====== Data for this task
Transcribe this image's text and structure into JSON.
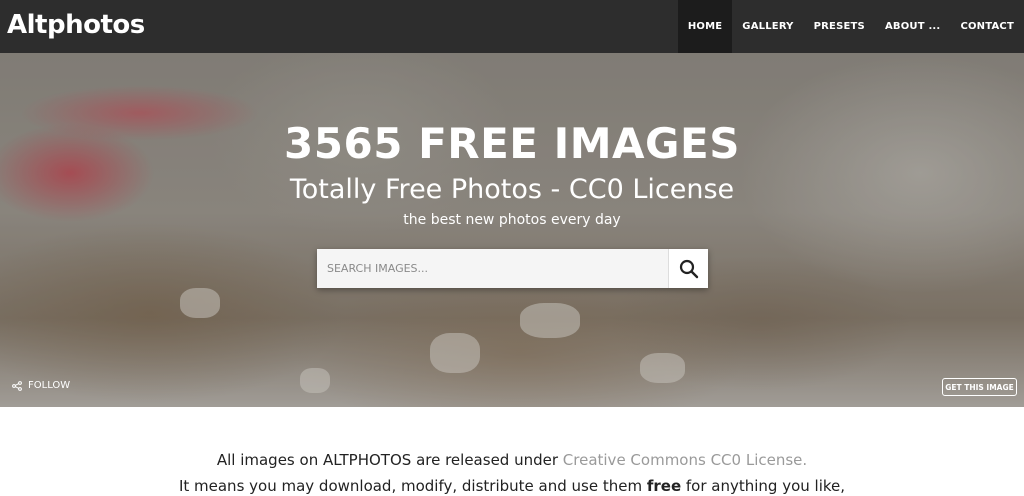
{
  "brand": "Altphotos",
  "nav": [
    {
      "label": "HOME",
      "active": true
    },
    {
      "label": "GALLERY",
      "active": false
    },
    {
      "label": "PRESETS",
      "active": false
    },
    {
      "label": "ABOUT ...",
      "active": false
    },
    {
      "label": "CONTACT",
      "active": false
    }
  ],
  "hero": {
    "title": "3565 FREE IMAGES",
    "subtitle": "Totally Free Photos - CC0 License",
    "tagline": "the best new photos every day"
  },
  "search": {
    "placeholder": "SEARCH IMAGES...",
    "icon": "search-icon"
  },
  "follow": {
    "label": "FOLLOW",
    "icon": "share-icon"
  },
  "get_image": {
    "label": "GET THIS IMAGE"
  },
  "content": {
    "line1_prefix": "All images on ALTPHOTOS are released under ",
    "line1_link": "Creative Commons CC0 License.",
    "line2_prefix": "It means you may download, modify, distribute and use them ",
    "line2_bold": "free",
    "line2_suffix": " for anything you like,"
  },
  "colors": {
    "navbar": "#2d2d2d",
    "nav_active": "#1c1c1c",
    "link_muted": "#9a9a9a"
  }
}
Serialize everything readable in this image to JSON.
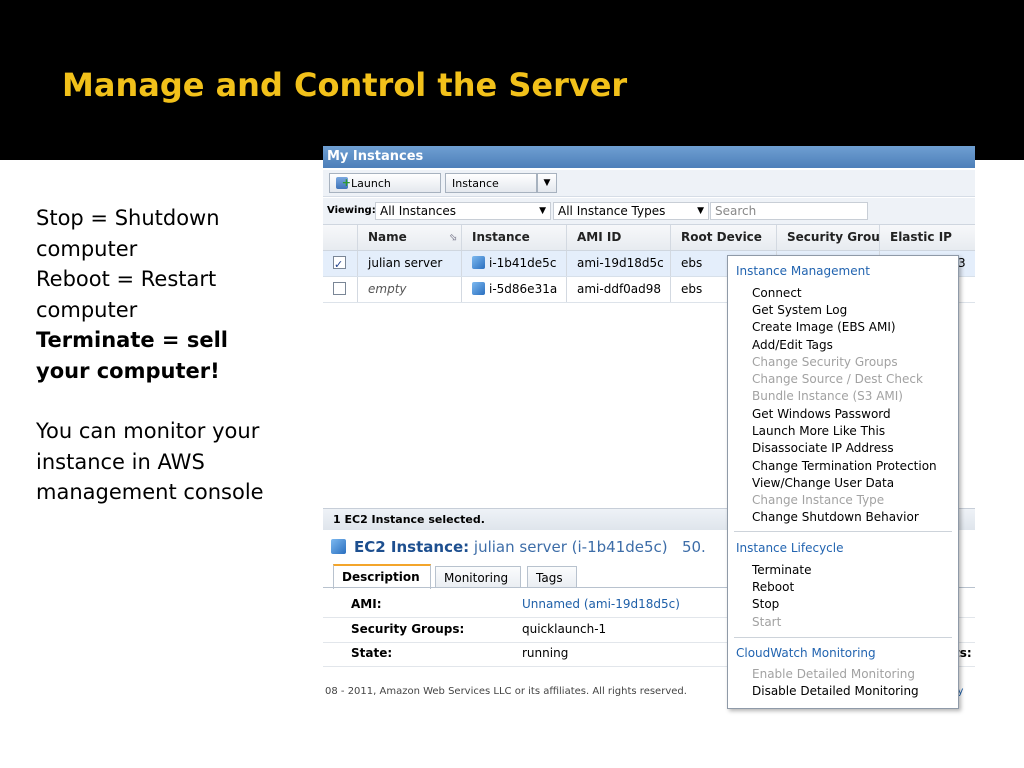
{
  "slide": {
    "title": "Manage and Control the Server",
    "notes": {
      "line1": "Stop = Shutdown computer",
      "line2": "Reboot = Restart computer",
      "line3": "Terminate = sell your computer!",
      "line4": "You can monitor your instance in AWS management console"
    }
  },
  "console": {
    "panel_title": "My Instances",
    "toolbar": {
      "launch_label": "Launch Instance",
      "actions_label": "Instance Actions"
    },
    "filters": {
      "viewing_label": "Viewing:",
      "instances_filter": "All Instances",
      "types_filter": "All Instance Types",
      "search_placeholder": "Search"
    },
    "columns": [
      "Name",
      "Instance",
      "AMI ID",
      "Root Device",
      "Security Groups",
      "Elastic IP"
    ],
    "rows": [
      {
        "name": "julian server",
        "instance": "i-1b41de5c",
        "ami": "ami-19d18d5c",
        "root": "ebs",
        "checked": true
      },
      {
        "name": "empty",
        "instance": "i-5d86e31a",
        "ami": "ami-ddf0ad98",
        "root": "ebs",
        "checked": false
      }
    ],
    "elastic_ip_partial": "3",
    "selection_status": "1 EC2 Instance selected.",
    "detail": {
      "title_key": "EC2 Instance:",
      "title_value": "julian server (i-1b41de5c)",
      "title_suffix": "50.",
      "tabs": [
        "Description",
        "Monitoring",
        "Tags"
      ],
      "fields": [
        {
          "label": "AMI:",
          "value": "Unnamed (ami-19d18d5c)"
        },
        {
          "label": "Security Groups:",
          "value": "quicklaunch-1"
        },
        {
          "label": "State:",
          "value": "running"
        }
      ],
      "right_partial": "ts:"
    },
    "footer": "08 - 2011, Amazon Web Services LLC or its affiliates. All rights reserved.",
    "footer_right": "cy"
  },
  "context_menu": {
    "sections": [
      {
        "header": "Instance Management",
        "items": [
          {
            "label": "Connect",
            "enabled": true
          },
          {
            "label": "Get System Log",
            "enabled": true
          },
          {
            "label": "Create Image (EBS AMI)",
            "enabled": true
          },
          {
            "label": "Add/Edit Tags",
            "enabled": true
          },
          {
            "label": "Change Security Groups",
            "enabled": false
          },
          {
            "label": "Change Source / Dest Check",
            "enabled": false
          },
          {
            "label": "Bundle Instance (S3 AMI)",
            "enabled": false
          },
          {
            "label": "Get Windows Password",
            "enabled": true
          },
          {
            "label": "Launch More Like This",
            "enabled": true
          },
          {
            "label": "Disassociate IP Address",
            "enabled": true
          },
          {
            "label": "Change Termination Protection",
            "enabled": true
          },
          {
            "label": "View/Change User Data",
            "enabled": true
          },
          {
            "label": "Change Instance Type",
            "enabled": false
          },
          {
            "label": "Change Shutdown Behavior",
            "enabled": true
          }
        ]
      },
      {
        "header": "Instance Lifecycle",
        "items": [
          {
            "label": "Terminate",
            "enabled": true
          },
          {
            "label": "Reboot",
            "enabled": true
          },
          {
            "label": "Stop",
            "enabled": true
          },
          {
            "label": "Start",
            "enabled": false
          }
        ]
      },
      {
        "header": "CloudWatch Monitoring",
        "items": [
          {
            "label": "Enable Detailed Monitoring",
            "enabled": false
          },
          {
            "label": "Disable Detailed Monitoring",
            "enabled": true
          }
        ]
      }
    ]
  },
  "colors": {
    "title": "#f2c11a",
    "header_bar": "#4d7fb9",
    "menu_header": "#2264b0",
    "disabled": "#a2a2a2"
  }
}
============
_Request_
Pick each line holding the word "Change" out of the listing.

_Result below_
            "label": "Change Security Groups",
            "label": "Change Source / Dest Check",
            "label": "Change Termination Protection",
            "label": "View/Change User Data",
            "label": "Change Instance Type",
            "label": "Change Shutdown Behavior",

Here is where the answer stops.